● **Exercise data**:
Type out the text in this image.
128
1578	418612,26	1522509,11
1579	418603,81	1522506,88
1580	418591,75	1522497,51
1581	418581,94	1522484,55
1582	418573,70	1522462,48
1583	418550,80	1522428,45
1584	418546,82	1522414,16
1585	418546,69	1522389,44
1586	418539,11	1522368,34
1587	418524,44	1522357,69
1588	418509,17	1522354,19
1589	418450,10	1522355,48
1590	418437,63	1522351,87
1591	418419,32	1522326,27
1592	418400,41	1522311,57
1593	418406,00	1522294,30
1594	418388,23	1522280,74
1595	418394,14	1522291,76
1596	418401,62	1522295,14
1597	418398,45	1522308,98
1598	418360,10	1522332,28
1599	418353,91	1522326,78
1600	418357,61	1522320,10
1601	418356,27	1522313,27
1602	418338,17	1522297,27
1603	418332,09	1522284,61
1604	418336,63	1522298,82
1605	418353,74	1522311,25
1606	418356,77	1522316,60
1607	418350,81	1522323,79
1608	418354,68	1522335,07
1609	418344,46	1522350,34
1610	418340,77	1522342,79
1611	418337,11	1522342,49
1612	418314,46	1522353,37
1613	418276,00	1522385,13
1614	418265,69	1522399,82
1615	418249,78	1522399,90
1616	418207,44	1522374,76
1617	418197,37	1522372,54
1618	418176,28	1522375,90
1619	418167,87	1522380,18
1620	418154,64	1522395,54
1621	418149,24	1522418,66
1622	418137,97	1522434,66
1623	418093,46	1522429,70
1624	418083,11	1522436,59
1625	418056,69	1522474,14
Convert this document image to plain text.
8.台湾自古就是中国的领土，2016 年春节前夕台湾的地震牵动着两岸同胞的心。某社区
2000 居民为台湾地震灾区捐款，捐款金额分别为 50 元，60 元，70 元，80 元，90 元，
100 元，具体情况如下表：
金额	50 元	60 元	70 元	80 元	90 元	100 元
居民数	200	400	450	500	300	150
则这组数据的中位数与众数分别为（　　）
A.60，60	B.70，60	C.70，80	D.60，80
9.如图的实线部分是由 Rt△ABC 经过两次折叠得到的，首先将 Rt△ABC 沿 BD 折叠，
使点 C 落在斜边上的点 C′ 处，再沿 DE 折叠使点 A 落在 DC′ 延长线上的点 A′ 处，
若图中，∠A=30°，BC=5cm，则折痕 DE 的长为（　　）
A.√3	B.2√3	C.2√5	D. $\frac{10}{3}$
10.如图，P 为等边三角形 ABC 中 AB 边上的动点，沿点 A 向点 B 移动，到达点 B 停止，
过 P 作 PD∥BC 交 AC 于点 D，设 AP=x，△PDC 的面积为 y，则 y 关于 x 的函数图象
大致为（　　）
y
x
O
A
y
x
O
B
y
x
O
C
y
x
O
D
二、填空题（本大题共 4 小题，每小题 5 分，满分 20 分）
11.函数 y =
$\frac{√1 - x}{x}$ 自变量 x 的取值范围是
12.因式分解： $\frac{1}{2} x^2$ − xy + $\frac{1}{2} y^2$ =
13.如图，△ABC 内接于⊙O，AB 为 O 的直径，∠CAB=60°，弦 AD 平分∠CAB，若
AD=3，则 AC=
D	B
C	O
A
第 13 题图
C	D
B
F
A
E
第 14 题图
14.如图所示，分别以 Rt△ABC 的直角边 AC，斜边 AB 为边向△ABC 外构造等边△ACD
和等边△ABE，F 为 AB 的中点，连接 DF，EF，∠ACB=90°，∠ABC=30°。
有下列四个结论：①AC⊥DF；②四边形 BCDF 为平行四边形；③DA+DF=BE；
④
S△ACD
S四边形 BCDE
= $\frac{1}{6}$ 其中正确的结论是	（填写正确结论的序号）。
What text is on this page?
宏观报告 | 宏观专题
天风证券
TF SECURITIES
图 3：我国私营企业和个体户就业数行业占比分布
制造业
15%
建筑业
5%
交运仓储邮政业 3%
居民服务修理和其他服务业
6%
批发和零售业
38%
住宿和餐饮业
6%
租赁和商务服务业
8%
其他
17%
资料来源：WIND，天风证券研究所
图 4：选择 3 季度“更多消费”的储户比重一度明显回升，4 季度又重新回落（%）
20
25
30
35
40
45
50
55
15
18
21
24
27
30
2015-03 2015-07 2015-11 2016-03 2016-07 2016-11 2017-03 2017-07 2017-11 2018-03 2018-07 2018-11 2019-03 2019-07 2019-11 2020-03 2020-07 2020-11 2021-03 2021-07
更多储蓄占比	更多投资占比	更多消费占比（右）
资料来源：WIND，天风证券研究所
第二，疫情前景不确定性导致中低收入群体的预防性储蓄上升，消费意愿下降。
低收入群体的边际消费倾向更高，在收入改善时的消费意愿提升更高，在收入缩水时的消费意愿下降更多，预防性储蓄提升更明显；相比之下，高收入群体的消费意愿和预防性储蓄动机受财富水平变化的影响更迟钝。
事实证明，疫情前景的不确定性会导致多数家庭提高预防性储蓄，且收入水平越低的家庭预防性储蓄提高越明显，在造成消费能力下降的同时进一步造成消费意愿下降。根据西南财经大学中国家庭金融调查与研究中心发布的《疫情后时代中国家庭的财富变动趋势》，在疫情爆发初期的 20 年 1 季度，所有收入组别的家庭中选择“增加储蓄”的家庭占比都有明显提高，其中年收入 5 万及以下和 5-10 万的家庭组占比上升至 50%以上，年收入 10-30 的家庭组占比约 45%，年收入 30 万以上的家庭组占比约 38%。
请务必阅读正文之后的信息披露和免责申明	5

● **To be done**:
Set down the entries verbatim, leaving none out.

● **Response**:
Type out the text in this image.
128
1578	418612,26	1522509,11
1579	418603,81	1522506,88
1580	418591,75	1522497,51
1581	418581,94	1522484,55
1582	418573,70	1522462,48
1583	418550,80	1522428,45
1584	418546,82	1522414,16
1585	418546,69	1522389,44
1586	418539,11	1522368,34
1587	418524,44	1522357,69
1588	418509,17	1522354,19
1589	418450,10	1522355,48
1590	418437,63	1522351,87
1591	418419,32	1522326,27
1592	418400,41	1522311,57
1593	418406,00	1522294,30
1594	418388,23	1522280,74
1595	418394,14	1522291,76
1596	418401,62	1522295,14
1597	418398,45	1522308,98
1598	418360,10	1522332,28
1599	418353,91	1522326,78
1600	418357,61	1522320,10
1601	418356,27	1522313,27
1602	418338,17	1522297,27
1603	418332,09	1522284,61
1604	418336,63	1522298,82
1605	418353,74	1522311,25
1606	418356,77	1522316,60
1607	418350,81	1522323,79
1608	418354,68	1522335,07
1609	418344,46	1522350,34
1610	418340,77	1522342,79
1611	418337,11	1522342,49
1612	418314,46	1522353,37
1613	418276,00	1522385,13
1614	418265,69	1522399,82
1615	418249,78	1522399,90
1616	418207,44	1522374,76
1617	418197,37	1522372,54
1618	418176,28	1522375,90
1619	418167,87	1522380,18
1620	418154,64	1522395,54
1621	418149,24	1522418,66
1622	418137,97	1522434,66
1623	418093,46	1522429,70
1624	418083,11	1522436,59
1625	418056,69	1522474,14
Convert this document image to plain text.
8.台湾自古就是中国的领土，2016 年春节前夕台湾的地震牵动着两岸同胞的心。某社区
2000 居民为台湾地震灾区捐款，捐款金额分别为 50 元，60 元，70 元，80 元，90 元，
100 元，具体情况如下表：
金额	50 元	60 元	70 元	80 元	90 元	100 元
居民数	200	400	450	500	300	150
则这组数据的中位数与众数分别为（　　）
A.60，60	B.70，60	C.70，80	D.60，80
9.如图的实线部分是由 Rt△ABC 经过两次折叠得到的，首先将 Rt△ABC 沿 BD 折叠，
使点 C 落在斜边上的点 C′ 处，再沿 DE 折叠使点 A 落在 DC′ 延长线上的点 A′ 处，
若图中，∠A=30°，BC=5cm，则折痕 DE 的长为（　　）
A.√3	B.2√3	C.2√5	D. $\frac{10}{3}$
10.如图，P 为等边三角形 ABC 中 AB 边上的动点，沿点 A 向点 B 移动，到达点 B 停止，
过 P 作 PD∥BC 交 AC 于点 D，设 AP=x，△PDC 的面积为 y，则 y 关于 x 的函数图象
大致为（　　）
y
x
O
A
y
x
O
B
y
x
O
C
y
x
O
D
二、填空题（本大题共 4 小题，每小题 5 分，满分 20 分）
11.函数 y =
$\frac{√1 - x}{x}$ 自变量 x 的取值范围是
12.因式分解： $\frac{1}{2} x^2$ − xy + $\frac{1}{2} y^2$ =
13.如图，△ABC 内接于⊙O，AB 为 O 的直径，∠CAB=60°，弦 AD 平分∠CAB，若
AD=3，则 AC=
D	B
C	O
A
第 13 题图
C	D
B
F
A
E
第 14 题图
14.如图所示，分别以 Rt△ABC 的直角边 AC，斜边 AB 为边向△ABC 外构造等边△ACD
和等边△ABE，F 为 AB 的中点，连接 DF，EF，∠ACB=90°，∠ABC=30°。
有下列四个结论：①AC⊥DF；②四边形 BCDF 为平行四边形；③DA+DF=BE；
④
S△ACD
S四边形 BCDE
= $\frac{1}{6}$ 其中正确的结论是	（填写正确结论的序号）。
What text is on this page?
宏观报告 | 宏观专题
天风证券
TF SECURITIES
图 3：我国私营企业和个体户就业数行业占比分布
制造业
15%
建筑业
5%
交运仓储邮政业 3%
居民服务修理和其他服务业
6%
批发和零售业
38%
住宿和餐饮业
6%
租赁和商务服务业
8%
其他
17%
资料来源：WIND，天风证券研究所
图 4：选择 3 季度“更多消费”的储户比重一度明显回升，4 季度又重新回落（%）
20
25
30
35
40
45
50
55
15
18
21
24
27
30
2015-03 2015-07 2015-11 2016-03 2016-07 2016-11 2017-03 2017-07 2017-11 2018-03 2018-07 2018-11 2019-03 2019-07 2019-11 2020-03 2020-07 2020-11 2021-03 2021-07
更多储蓄占比	更多投资占比	更多消费占比（右）
资料来源：WIND，天风证券研究所
第二，疫情前景不确定性导致中低收入群体的预防性储蓄上升，消费意愿下降。
低收入群体的边际消费倾向更高，在收入改善时的消费意愿提升更高，在收入缩水时的消费意愿下降更多，预防性储蓄提升更明显；相比之下，高收入群体的消费意愿和预防性储蓄动机受财富水平变化的影响更迟钝。
事实证明，疫情前景的不确定性会导致多数家庭提高预防性储蓄，且收入水平越低的家庭预防性储蓄提高越明显，在造成消费能力下降的同时进一步造成消费意愿下降。根据西南财经大学中国家庭金融调查与研究中心发布的《疫情后时代中国家庭的财富变动趋势》，在疫情爆发初期的 20 年 1 季度，所有收入组别的家庭中选择“增加储蓄”的家庭占比都有明显提高，其中年收入 5 万及以下和 5-10 万的家庭组占比上升至 50%以上，年收入 10-30 的家庭组占比约 45%，年收入 30 万以上的家庭组占比约 38%。
请务必阅读正文之后的信息披露和免责申明	5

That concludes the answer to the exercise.